# Exercise task:
Retype the listing that follows, exactly as written.

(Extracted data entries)
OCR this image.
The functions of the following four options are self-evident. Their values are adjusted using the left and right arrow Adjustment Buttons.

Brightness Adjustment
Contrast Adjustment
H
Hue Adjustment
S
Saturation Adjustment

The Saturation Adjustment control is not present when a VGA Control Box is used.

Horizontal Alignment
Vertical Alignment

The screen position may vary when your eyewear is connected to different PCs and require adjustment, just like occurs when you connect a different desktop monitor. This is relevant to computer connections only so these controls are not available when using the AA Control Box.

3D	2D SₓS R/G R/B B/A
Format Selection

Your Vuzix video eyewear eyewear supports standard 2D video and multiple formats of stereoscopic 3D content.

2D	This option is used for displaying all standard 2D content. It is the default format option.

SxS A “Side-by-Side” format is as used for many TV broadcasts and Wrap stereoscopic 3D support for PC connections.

# Correct answer:
OCR this image.
The functions of the following four options are self-evident. Their values are adjusted using the left and right arrow Adjustment Buttons.

Brightness Adjustment
Contrast Adjustment
H
Hue Adjustment
S
Saturation Adjustment

The Saturation Adjustment control is not present when a VGA Control Box is used.

Horizontal Alignment
Vertical Alignment

The screen position may vary when your eyewear is connected to different PCs and require adjustment, just like occurs when you connect a different desktop monitor. This is relevant to computer connections only so these controls are not available when using the AA Control Box.

3D	2D SₓS R/G R/B B/A
Format Selection

Your Vuzix video eyewear eyewear supports standard 2D video and multiple formats of stereoscopic 3D content.

2D	This option is used for displaying all standard 2D content. It is the default format option.

SxS A “Side-by-Side” format is as used for many TV broadcasts and Wrap stereoscopic 3D support for PC connections.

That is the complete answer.